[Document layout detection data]
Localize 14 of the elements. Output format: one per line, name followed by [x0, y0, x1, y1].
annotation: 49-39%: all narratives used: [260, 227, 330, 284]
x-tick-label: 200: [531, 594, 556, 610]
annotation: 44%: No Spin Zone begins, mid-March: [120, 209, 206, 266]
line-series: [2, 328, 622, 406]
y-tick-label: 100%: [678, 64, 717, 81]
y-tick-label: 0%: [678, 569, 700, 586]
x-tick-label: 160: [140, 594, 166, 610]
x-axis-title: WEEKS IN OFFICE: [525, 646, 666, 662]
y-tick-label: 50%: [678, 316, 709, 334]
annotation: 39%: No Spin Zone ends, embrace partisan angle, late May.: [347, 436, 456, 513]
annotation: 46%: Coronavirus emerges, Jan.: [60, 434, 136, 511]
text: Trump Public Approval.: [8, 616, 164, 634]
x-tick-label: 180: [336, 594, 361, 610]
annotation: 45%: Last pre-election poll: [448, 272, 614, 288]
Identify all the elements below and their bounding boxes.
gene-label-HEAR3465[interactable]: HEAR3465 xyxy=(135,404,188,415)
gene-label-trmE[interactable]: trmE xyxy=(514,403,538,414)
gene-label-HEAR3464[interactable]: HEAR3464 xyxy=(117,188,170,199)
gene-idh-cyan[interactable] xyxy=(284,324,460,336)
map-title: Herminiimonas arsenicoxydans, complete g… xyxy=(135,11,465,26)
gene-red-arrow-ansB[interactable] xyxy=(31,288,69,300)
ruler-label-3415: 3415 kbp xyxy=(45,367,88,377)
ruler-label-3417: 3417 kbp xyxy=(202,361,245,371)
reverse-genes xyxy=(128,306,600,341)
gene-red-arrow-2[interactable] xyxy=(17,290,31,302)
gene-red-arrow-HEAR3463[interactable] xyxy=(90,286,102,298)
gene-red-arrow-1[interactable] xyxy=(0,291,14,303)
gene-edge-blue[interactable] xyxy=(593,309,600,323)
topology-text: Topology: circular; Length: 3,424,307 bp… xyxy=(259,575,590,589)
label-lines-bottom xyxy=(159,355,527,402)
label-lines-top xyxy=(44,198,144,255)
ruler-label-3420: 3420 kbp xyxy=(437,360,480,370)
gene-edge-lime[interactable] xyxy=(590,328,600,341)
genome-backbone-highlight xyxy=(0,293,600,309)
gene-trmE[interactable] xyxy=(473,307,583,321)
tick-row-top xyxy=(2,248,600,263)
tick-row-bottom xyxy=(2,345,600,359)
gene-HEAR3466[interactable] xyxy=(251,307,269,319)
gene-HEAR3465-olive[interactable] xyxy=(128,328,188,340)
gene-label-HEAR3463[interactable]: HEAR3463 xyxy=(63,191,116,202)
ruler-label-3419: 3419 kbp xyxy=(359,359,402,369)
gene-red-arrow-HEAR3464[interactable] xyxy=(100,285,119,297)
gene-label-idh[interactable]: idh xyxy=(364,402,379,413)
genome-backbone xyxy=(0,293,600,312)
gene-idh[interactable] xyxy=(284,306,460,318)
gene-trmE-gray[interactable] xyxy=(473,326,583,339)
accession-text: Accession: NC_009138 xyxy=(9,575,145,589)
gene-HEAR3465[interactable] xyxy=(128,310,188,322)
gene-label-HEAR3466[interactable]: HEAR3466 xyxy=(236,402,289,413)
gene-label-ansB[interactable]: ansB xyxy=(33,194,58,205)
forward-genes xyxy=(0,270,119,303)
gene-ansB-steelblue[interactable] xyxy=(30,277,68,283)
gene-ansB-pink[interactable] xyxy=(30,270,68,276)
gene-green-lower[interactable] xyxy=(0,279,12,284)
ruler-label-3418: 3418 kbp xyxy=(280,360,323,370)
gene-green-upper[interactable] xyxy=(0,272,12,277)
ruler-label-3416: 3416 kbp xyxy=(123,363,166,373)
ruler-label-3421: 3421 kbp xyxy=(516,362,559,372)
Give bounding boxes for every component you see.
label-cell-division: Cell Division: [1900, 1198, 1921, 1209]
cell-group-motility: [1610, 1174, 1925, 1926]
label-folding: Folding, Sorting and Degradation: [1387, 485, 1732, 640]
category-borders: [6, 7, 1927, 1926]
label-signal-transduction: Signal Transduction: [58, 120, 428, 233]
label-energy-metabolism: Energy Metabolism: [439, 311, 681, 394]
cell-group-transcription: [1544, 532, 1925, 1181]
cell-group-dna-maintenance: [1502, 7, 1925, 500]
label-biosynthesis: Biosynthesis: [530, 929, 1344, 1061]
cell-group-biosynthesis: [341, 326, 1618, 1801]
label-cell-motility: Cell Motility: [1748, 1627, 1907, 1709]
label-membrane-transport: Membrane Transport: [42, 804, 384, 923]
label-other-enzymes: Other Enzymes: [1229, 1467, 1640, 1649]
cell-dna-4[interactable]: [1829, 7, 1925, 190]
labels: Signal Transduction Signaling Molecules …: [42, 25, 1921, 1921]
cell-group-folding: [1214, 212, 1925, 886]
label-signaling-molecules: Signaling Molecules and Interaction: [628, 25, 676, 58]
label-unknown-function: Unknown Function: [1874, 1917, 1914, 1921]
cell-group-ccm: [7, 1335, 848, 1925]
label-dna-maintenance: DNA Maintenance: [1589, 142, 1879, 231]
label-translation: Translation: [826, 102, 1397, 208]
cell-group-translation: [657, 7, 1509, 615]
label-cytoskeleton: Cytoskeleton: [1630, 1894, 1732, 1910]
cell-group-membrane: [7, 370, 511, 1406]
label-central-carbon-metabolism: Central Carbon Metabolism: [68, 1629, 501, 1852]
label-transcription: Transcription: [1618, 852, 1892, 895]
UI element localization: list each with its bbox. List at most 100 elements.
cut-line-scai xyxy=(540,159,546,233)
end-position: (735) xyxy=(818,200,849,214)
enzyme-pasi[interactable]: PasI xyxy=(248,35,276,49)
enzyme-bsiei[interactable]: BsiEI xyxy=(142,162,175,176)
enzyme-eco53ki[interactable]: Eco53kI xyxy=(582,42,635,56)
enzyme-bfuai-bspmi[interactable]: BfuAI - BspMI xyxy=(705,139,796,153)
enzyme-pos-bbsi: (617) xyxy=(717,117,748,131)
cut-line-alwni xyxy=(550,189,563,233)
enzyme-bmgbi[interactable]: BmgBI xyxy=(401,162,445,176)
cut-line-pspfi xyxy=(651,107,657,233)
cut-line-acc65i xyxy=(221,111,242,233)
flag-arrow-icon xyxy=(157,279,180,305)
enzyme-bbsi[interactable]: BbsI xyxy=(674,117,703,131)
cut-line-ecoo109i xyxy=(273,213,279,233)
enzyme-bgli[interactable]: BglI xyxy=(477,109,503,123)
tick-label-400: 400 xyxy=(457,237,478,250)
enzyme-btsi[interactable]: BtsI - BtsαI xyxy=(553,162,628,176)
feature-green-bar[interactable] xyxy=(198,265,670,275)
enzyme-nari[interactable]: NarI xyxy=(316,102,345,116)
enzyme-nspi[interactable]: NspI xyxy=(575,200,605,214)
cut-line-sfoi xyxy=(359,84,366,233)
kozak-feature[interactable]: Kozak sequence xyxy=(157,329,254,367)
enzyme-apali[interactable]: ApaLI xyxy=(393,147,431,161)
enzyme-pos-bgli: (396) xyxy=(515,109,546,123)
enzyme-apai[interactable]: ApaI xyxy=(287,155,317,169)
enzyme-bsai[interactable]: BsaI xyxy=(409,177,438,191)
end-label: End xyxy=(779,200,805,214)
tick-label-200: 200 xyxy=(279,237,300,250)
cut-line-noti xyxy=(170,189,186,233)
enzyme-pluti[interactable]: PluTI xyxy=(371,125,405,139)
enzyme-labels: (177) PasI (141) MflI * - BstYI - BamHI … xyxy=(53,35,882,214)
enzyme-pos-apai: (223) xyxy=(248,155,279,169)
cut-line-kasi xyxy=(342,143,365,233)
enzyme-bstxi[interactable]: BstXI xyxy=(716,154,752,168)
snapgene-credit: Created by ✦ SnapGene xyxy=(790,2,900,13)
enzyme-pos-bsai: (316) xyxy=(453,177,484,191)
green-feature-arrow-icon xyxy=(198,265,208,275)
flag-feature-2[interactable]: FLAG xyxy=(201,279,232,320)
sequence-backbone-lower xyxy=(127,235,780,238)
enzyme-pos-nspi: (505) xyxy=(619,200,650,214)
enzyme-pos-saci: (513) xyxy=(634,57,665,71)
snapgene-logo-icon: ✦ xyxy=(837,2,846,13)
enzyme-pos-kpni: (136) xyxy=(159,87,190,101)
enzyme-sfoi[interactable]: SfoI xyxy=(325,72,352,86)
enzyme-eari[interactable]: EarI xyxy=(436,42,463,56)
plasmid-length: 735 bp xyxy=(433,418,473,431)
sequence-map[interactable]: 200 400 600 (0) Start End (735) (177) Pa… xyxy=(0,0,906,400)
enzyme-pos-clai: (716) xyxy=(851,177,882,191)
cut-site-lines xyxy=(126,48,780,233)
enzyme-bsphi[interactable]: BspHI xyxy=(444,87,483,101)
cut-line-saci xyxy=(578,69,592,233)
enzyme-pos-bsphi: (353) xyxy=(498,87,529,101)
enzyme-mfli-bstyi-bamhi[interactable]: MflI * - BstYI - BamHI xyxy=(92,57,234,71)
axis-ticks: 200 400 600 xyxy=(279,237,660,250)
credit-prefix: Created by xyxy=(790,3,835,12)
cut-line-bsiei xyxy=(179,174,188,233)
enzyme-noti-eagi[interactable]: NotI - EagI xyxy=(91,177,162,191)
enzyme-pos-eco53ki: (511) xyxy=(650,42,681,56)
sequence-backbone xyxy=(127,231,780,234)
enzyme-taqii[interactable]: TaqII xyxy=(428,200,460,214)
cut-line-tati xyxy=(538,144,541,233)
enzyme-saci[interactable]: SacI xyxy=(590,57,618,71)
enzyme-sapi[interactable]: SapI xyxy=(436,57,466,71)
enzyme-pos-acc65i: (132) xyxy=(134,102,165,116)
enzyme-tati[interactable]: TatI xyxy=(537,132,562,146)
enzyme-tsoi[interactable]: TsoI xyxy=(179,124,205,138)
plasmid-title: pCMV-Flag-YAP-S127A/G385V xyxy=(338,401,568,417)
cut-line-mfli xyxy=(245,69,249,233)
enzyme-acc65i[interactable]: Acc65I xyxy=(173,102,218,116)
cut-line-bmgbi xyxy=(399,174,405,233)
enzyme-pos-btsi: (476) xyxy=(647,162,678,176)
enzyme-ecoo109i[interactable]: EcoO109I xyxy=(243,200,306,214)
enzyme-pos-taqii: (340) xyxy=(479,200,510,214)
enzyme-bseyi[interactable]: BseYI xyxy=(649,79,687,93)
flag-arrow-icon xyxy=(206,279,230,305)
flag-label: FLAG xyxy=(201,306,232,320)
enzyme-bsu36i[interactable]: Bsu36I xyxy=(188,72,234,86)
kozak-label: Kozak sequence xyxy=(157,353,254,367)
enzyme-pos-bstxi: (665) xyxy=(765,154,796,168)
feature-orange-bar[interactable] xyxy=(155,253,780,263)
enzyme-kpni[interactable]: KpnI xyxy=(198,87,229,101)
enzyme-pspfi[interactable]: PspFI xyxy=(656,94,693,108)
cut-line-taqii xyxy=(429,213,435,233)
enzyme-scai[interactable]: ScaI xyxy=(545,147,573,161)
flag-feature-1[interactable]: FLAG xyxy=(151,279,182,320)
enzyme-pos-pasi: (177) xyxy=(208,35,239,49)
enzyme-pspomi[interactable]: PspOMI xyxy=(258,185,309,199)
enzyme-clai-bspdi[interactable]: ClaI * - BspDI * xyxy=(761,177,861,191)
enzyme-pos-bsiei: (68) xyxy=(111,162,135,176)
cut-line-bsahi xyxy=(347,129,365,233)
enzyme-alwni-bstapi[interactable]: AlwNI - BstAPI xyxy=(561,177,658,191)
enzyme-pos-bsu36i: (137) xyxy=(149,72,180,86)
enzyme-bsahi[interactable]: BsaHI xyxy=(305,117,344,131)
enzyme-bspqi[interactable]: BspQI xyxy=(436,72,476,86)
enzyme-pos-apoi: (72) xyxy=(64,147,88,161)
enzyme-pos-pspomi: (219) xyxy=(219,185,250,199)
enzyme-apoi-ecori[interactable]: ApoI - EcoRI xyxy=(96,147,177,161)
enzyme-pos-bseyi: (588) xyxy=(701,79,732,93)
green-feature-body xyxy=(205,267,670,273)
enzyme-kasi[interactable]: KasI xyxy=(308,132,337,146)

__The problem__
The answer must be every line of the entries that includes the word "noti".

__Task answer__
cut-line-noti xyxy=(170,189,186,233)
enzyme-noti-eagi[interactable]: NotI - EagI xyxy=(91,177,162,191)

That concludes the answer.